EXERCISE: Gather, from the data below, each line in which the word "School" occurs.
--- AVAILABLE RECORDS ---
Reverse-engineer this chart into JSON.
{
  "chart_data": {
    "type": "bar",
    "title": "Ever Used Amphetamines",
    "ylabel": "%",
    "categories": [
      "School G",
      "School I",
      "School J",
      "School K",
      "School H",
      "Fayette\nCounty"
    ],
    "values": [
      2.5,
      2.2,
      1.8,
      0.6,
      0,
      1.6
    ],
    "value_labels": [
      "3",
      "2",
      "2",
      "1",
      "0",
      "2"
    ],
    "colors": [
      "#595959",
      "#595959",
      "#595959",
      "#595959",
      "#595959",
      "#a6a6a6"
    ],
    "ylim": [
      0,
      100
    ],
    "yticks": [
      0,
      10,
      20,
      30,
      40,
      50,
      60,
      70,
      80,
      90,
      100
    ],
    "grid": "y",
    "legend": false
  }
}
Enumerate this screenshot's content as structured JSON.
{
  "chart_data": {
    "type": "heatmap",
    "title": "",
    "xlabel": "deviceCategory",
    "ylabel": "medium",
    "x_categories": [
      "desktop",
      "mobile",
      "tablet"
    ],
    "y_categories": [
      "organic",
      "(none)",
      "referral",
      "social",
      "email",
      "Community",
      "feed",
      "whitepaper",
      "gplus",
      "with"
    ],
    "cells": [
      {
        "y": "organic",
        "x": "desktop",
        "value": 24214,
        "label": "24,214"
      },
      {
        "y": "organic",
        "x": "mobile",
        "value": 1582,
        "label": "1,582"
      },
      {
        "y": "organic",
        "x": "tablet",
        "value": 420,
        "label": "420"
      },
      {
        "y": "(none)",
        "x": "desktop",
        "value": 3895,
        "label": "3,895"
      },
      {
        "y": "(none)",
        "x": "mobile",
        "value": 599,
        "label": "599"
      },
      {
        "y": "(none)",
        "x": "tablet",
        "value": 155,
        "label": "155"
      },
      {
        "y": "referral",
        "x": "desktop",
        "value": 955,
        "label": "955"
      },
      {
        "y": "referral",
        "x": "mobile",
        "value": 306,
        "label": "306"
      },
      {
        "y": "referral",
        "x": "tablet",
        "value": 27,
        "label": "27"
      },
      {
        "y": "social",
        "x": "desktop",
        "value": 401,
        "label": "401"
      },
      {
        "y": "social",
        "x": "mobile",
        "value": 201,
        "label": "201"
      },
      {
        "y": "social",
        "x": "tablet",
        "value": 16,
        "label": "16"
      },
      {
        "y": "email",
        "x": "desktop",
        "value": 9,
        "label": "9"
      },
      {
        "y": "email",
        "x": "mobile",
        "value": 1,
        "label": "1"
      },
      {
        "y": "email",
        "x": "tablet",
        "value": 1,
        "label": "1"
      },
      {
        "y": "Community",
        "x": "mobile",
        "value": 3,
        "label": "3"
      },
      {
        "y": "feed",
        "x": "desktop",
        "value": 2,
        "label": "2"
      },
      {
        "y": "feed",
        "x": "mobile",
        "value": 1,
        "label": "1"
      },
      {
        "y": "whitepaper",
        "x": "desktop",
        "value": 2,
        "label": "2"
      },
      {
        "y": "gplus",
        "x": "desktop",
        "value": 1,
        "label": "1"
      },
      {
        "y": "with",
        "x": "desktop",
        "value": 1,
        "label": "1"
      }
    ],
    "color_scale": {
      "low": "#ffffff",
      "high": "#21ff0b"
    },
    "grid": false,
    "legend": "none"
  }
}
---
SOLUTION TO THE EXERCISE:
      "School G",
      "School I",
      "School J",
      "School K",
      "School H",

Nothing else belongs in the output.